** Source text **
****
The primary cause of chronic obstructive pulmonary disease is cigarette smoking or exposure to tobacco smoke. It is estimated that 90% of the risk for development of chronic obstructive pulmonary disease is related to tobacco smoke. The smoke also can be secondhand smoke (tobacco smoke exhaled by a smoker and then breathed in by a non-smoker).
Other causes of chronic obstructive pulmonary disease are:
Prolonged exposure to air pollution, such as that seen with burning coal or wood and with industrial air pollutants Infectious diseases: Infectious diseases that destroy lung tissue in patients with hyperactive airways or asthma also may contribute to causing this COPD.
Damage to the lung tissue over time causes physical changes in the tissues of the lungs and clogging of the airways with thick mucus. The tissue damage in the lungs leads to poor compliance (the elasticity, or ability of the lung tissue to expand). The decrease in elasticity of the lungs means that oxygen in the air cannot get by obstructions (for example, thick mucus plugs) to reach air spaces (alveoli) where oxygen and carbon dioxide exchange occurs in the lung. Consequently, the person exhibits a progressive difficulty, first coughing to remove obstructions like mucus, and then in breathing, especially with exertion.
****
** About this exercise **
Please write out, word for word, the part of the passage on causes of chronic obstructive pulmonary disease that opens with the words containing "The primary cause" and closes with "causing this COPD.".
****
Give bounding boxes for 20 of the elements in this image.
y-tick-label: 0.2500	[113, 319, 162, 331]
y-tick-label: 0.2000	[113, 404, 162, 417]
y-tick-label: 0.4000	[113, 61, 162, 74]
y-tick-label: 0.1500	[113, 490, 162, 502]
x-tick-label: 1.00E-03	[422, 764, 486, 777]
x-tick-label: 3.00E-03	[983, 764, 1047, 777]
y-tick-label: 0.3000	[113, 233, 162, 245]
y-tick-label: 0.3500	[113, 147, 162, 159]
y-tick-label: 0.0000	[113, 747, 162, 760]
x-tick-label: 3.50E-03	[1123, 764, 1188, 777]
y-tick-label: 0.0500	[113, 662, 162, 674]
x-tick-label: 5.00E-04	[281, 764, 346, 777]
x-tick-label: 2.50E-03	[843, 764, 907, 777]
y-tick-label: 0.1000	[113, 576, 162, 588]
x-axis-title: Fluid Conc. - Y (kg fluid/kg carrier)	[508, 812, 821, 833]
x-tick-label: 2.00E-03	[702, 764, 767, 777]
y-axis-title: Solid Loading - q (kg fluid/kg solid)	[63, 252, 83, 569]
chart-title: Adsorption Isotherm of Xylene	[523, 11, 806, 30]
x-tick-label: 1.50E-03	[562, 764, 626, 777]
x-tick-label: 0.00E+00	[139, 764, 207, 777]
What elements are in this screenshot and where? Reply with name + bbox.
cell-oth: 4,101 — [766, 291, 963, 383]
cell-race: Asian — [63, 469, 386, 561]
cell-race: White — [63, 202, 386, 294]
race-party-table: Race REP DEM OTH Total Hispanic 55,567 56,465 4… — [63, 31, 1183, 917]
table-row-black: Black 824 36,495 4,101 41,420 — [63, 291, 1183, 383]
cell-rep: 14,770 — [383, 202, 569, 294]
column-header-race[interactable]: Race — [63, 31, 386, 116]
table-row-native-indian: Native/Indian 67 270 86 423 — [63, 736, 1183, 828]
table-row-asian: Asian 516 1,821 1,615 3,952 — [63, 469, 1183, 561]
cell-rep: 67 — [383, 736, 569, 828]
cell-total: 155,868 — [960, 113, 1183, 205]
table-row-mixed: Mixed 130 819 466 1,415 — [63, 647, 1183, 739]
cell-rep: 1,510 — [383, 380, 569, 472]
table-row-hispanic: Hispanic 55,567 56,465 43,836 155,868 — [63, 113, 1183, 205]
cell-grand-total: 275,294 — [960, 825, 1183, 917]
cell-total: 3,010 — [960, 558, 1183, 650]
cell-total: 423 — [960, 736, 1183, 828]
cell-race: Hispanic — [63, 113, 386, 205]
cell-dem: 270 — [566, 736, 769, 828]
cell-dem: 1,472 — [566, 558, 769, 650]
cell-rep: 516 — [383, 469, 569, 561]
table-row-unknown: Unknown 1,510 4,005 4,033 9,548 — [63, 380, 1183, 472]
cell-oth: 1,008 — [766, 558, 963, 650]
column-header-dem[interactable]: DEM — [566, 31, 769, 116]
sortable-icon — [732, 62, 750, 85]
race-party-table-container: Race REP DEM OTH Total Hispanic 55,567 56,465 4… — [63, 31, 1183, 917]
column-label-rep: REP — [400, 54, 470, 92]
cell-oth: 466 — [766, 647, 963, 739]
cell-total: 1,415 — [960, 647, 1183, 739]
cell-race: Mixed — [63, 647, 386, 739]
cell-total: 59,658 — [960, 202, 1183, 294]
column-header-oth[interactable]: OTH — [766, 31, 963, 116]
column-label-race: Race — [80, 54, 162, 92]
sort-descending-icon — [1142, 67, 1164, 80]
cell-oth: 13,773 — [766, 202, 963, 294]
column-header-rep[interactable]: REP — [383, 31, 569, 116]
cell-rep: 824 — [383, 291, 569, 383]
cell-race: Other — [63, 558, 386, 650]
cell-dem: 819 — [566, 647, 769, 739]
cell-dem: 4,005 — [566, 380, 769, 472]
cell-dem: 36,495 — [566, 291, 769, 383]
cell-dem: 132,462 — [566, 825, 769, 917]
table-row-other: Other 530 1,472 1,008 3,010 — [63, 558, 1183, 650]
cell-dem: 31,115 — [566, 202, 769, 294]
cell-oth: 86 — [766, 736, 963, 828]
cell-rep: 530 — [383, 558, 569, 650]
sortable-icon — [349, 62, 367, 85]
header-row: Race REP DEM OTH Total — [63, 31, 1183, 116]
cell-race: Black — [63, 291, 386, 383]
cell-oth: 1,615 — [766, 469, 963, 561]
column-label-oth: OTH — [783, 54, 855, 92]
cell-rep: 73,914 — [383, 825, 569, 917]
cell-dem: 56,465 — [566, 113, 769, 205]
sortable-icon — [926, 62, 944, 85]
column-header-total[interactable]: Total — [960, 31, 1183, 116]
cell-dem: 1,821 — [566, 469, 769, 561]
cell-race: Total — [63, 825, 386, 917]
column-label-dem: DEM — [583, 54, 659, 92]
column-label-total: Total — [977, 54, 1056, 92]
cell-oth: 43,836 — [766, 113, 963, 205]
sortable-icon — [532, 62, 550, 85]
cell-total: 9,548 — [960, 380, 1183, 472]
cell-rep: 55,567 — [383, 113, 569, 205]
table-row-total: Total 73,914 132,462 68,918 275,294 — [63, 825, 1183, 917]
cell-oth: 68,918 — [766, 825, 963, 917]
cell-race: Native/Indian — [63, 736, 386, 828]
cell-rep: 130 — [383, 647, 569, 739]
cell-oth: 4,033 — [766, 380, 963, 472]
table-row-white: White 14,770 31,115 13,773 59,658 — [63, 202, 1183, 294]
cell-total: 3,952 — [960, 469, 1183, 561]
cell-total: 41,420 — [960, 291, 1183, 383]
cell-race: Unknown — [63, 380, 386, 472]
****
** Answer for this exercise **
The primary cause of chronic obstructive pulmonary disease is cigarette smoking or exposure to tobacco smoke. It is estimated that 90% of the risk for development of chronic obstructive pulmonary disease is related to tobacco smoke. The smoke also can be secondhand smoke (tobacco smoke exhaled by a smoker and then breathed in by a non-smoker).
Other causes of chronic obstructive pulmonary disease are:
Prolonged exposure to air pollution, such as that seen with burning coal or wood and with industrial air pollutants Infectious diseases: Infectious diseases that destroy lung tissue in patients with hyperactive airways or asthma also may contribute to causing this COPD.